TASK GOAL:
Pick out the lines below that contain the string "optional" and copy them all.

EXTRACTED DATA:
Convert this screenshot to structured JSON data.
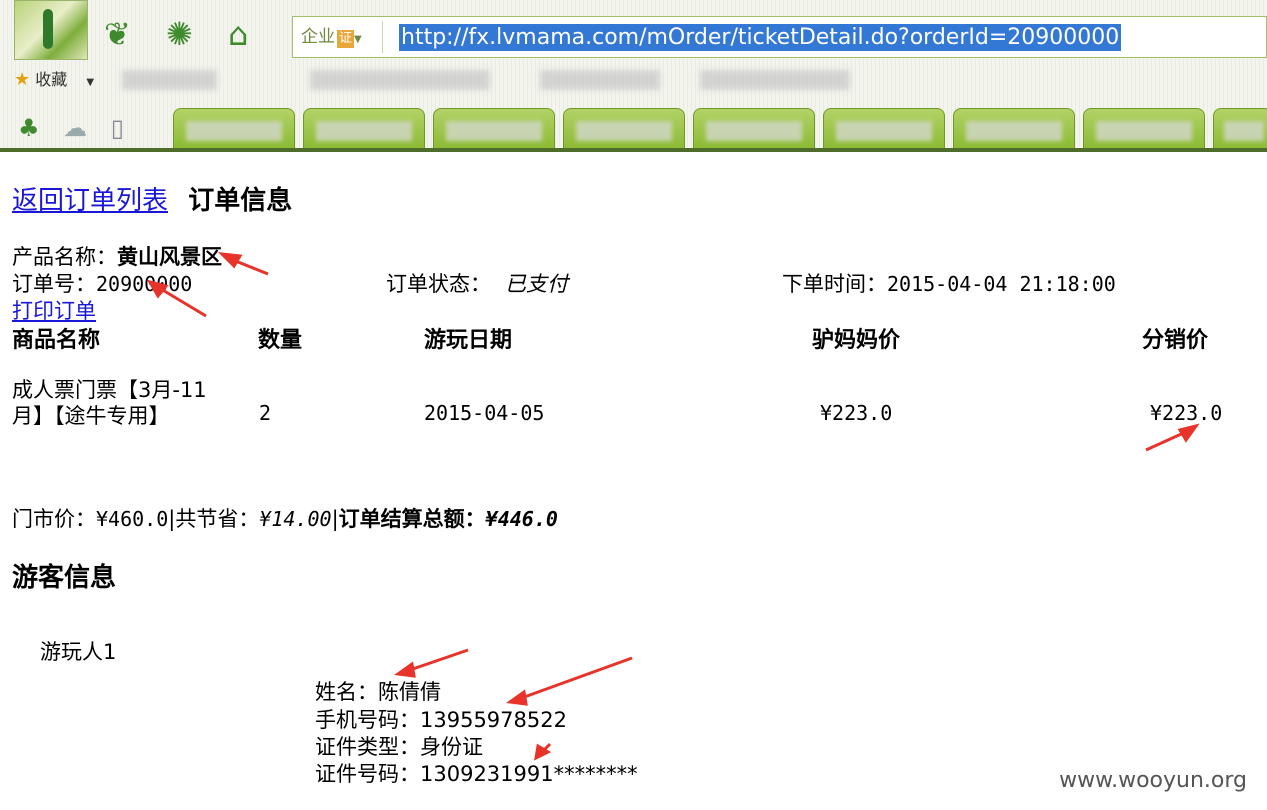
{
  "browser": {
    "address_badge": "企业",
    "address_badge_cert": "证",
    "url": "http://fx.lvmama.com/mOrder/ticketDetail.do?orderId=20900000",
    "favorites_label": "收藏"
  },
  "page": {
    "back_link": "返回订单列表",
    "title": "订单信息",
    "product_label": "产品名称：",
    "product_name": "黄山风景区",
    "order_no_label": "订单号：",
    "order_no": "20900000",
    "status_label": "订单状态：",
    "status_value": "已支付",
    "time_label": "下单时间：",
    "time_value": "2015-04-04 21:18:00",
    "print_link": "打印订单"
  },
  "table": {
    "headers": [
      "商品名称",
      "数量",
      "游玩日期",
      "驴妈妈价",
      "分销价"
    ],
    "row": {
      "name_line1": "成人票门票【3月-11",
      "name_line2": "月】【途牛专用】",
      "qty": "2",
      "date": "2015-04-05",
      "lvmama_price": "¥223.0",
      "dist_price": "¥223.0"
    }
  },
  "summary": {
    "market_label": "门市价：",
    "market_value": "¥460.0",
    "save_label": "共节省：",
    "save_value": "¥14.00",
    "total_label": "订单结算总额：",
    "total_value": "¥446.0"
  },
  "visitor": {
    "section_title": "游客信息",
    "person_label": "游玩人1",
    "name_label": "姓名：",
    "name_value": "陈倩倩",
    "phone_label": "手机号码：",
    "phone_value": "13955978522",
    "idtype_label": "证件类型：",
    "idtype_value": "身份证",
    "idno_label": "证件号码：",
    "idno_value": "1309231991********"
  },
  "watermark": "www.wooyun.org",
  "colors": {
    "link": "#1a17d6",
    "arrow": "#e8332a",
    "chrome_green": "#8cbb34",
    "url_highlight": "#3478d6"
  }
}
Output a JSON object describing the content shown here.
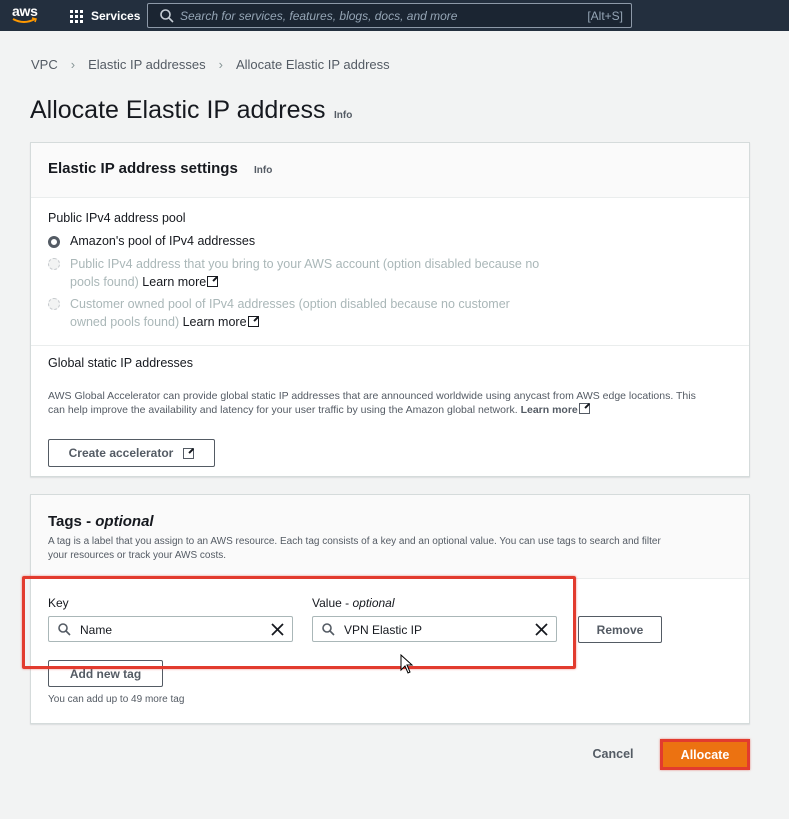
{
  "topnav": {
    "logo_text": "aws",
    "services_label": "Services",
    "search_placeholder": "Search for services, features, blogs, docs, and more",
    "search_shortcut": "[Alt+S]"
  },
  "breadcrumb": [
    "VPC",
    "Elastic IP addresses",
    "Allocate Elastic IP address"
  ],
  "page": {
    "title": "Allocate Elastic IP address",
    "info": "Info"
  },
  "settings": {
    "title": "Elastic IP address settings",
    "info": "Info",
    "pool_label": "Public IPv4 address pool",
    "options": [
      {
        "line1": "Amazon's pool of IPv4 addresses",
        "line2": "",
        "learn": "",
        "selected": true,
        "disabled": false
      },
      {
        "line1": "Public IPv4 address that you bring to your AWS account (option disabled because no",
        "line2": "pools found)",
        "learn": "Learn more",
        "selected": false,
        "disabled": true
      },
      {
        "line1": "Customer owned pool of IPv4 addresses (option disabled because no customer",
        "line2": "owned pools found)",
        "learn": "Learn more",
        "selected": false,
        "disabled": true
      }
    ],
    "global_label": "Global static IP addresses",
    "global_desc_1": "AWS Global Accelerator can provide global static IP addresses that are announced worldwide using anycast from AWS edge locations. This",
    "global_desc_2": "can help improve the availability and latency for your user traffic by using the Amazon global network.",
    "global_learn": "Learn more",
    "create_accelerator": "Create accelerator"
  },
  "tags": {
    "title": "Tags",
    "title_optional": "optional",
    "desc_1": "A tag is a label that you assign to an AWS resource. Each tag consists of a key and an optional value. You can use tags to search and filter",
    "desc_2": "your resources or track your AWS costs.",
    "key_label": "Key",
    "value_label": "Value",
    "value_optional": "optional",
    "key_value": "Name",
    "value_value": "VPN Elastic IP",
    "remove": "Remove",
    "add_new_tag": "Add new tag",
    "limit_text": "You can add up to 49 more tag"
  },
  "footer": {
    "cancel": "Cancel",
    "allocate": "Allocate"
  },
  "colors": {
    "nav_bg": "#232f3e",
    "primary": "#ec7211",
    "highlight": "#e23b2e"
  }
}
* * *
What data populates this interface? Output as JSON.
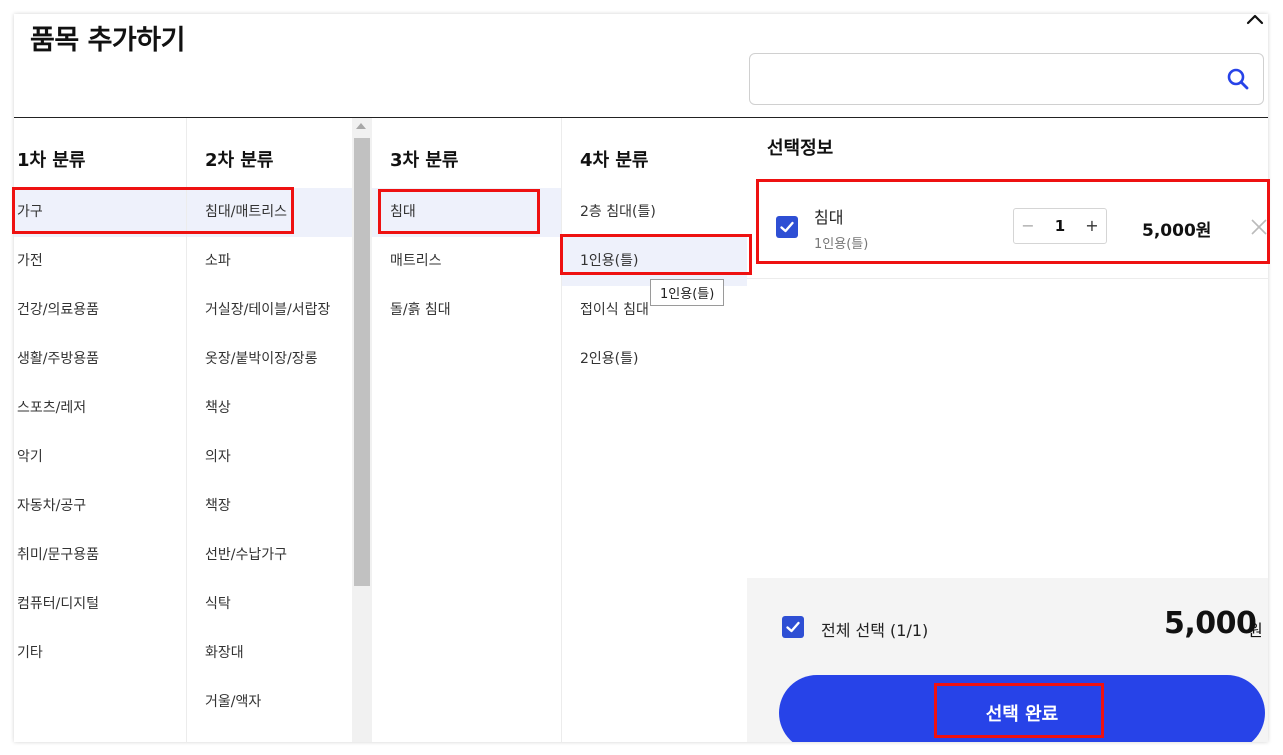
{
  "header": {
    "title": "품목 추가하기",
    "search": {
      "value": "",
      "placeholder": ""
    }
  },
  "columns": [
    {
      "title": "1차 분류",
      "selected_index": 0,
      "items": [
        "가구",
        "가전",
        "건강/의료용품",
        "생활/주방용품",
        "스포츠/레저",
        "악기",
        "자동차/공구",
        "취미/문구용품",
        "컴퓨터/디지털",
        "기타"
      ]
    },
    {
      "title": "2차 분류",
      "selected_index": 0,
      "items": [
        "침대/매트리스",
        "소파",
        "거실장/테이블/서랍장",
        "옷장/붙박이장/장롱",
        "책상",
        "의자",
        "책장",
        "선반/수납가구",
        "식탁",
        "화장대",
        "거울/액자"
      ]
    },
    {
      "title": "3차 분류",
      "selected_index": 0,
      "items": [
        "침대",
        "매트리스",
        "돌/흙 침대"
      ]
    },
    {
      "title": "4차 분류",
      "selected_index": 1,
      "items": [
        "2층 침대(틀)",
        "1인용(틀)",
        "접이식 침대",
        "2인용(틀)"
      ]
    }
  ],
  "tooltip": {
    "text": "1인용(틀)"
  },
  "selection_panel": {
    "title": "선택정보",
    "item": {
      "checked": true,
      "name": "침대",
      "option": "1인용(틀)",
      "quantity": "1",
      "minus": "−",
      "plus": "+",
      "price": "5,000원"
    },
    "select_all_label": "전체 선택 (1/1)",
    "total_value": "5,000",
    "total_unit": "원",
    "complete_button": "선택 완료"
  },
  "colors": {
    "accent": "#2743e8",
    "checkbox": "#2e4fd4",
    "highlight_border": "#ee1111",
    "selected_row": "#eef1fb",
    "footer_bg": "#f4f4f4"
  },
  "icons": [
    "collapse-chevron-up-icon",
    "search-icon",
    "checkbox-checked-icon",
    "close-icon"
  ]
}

ANSWER FOR THIS EXERCISE:
    "title_optional": "optional",
    "desc_1": "A tag is a label that you assign to an AWS resource. Each tag consists of a key and an optional value. You can use tags to search and filter",
    "value_optional": "optional",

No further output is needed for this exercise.